= Excerpt from a dataset =
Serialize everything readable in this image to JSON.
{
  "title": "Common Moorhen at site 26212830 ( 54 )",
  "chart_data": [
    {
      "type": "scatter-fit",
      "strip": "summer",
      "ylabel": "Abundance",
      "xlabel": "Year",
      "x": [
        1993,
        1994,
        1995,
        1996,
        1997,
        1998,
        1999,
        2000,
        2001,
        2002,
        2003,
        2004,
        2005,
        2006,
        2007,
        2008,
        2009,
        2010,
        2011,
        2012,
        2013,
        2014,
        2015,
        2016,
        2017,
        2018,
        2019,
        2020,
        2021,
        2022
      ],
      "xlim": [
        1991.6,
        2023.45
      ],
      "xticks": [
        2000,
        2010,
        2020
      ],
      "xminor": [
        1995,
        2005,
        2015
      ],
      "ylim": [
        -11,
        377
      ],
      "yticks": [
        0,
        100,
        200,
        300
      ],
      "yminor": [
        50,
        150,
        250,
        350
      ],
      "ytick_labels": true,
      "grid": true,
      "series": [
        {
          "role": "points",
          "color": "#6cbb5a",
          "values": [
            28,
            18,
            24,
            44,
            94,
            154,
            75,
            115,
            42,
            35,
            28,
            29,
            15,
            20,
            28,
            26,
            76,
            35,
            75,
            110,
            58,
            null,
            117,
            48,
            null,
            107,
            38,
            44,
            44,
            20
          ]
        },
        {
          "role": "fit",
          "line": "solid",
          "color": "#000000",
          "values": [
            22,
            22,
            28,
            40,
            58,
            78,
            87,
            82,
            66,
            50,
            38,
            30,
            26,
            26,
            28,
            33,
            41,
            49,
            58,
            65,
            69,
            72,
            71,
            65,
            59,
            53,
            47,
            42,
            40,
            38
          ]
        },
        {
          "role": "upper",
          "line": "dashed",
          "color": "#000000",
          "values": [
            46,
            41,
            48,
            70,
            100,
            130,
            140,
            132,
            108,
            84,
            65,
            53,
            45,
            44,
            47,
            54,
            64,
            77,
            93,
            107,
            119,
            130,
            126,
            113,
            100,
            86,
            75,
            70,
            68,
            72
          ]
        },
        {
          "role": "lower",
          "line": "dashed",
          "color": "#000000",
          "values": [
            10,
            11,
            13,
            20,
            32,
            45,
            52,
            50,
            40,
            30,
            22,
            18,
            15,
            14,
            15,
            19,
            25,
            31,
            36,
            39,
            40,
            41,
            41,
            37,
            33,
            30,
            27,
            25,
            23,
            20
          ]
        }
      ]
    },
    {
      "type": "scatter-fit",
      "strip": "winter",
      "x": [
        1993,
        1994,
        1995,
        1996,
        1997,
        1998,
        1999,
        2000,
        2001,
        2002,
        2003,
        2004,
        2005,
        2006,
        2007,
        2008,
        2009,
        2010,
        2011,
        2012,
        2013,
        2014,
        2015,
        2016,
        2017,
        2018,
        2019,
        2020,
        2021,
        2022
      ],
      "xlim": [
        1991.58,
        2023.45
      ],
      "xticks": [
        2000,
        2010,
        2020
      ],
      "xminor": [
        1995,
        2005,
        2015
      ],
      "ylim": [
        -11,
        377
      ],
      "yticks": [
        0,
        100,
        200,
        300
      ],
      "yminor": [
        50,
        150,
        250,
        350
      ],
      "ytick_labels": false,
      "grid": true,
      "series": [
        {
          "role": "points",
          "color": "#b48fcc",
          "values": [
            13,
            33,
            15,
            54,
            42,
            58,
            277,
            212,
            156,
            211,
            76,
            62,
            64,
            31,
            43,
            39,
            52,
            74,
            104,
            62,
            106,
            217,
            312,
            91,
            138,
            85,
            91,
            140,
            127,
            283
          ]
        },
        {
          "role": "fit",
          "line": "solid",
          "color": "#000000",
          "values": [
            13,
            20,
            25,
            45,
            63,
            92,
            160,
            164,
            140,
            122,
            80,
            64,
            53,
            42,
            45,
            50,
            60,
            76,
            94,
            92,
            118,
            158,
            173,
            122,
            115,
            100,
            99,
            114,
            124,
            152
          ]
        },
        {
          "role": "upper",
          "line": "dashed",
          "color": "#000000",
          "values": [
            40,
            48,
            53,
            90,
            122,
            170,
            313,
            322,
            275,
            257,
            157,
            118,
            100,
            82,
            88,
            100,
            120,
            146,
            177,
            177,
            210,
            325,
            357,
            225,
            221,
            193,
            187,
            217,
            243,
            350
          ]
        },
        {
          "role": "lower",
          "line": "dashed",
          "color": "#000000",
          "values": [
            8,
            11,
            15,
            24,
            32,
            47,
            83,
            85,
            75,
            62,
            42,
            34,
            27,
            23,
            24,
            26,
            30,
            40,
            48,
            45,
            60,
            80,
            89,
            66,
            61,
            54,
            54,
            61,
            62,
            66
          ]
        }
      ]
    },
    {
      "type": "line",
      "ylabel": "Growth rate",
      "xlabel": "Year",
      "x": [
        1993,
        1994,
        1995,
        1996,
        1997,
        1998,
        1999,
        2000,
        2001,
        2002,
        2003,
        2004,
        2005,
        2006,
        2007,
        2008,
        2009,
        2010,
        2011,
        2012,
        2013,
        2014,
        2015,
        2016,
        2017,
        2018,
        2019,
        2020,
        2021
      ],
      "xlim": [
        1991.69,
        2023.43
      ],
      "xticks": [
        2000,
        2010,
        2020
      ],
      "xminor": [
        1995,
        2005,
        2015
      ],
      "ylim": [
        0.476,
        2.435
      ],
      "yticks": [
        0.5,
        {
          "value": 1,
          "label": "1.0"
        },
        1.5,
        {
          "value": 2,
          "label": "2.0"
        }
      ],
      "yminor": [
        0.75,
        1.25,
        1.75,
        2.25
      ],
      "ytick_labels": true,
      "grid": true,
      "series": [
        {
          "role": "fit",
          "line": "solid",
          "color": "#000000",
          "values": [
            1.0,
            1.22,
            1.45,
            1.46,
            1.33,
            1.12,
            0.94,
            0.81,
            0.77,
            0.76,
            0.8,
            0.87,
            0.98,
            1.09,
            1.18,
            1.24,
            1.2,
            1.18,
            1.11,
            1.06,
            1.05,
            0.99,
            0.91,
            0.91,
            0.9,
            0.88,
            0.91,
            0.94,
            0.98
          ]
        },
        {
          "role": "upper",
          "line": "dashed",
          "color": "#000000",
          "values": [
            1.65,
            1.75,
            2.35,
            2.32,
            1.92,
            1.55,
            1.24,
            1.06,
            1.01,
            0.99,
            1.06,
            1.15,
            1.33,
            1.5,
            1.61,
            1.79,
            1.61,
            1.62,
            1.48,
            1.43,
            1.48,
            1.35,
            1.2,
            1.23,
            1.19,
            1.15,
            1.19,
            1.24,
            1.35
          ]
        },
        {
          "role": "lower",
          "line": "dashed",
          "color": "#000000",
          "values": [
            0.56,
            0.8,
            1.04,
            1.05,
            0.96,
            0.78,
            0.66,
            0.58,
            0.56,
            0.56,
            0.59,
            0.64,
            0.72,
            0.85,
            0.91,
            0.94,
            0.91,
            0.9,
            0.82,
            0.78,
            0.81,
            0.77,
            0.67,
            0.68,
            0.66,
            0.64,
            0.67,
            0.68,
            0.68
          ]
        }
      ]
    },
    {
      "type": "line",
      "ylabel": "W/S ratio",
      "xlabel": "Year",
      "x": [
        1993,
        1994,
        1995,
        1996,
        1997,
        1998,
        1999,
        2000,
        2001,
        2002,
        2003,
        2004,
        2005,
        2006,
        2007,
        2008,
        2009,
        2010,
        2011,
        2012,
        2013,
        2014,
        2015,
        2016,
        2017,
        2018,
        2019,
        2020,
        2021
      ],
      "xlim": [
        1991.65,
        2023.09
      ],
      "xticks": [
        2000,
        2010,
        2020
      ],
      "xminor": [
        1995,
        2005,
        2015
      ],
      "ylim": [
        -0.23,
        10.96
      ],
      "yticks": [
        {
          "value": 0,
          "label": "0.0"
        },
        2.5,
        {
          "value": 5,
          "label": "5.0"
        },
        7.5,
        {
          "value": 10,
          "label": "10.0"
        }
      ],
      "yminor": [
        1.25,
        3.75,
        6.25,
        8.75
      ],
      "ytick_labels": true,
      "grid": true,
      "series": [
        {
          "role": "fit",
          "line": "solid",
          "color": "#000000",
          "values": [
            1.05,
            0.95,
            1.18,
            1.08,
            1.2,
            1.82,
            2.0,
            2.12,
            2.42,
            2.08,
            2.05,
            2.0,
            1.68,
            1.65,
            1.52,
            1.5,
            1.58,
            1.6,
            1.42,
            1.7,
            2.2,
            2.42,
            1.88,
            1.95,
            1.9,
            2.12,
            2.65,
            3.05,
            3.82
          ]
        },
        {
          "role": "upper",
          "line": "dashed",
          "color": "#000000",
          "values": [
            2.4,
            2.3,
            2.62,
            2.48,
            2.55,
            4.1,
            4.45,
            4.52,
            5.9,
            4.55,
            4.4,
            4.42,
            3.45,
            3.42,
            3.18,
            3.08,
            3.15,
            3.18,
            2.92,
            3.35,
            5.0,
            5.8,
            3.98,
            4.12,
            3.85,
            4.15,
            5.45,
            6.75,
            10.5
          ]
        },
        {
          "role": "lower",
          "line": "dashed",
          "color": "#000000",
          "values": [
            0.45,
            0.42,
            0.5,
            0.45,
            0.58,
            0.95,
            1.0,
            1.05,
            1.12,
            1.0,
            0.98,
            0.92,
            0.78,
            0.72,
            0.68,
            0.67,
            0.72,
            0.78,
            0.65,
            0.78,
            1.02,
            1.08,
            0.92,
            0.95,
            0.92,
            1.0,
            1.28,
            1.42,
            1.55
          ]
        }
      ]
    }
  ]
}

= Your objective =
Pull every line containing "ylabel" out of the records.

= Response to this exercise =
      "ylabel": "Abundance",
      "ylabel": "Growth rate",
      "ylabel": "W/S ratio",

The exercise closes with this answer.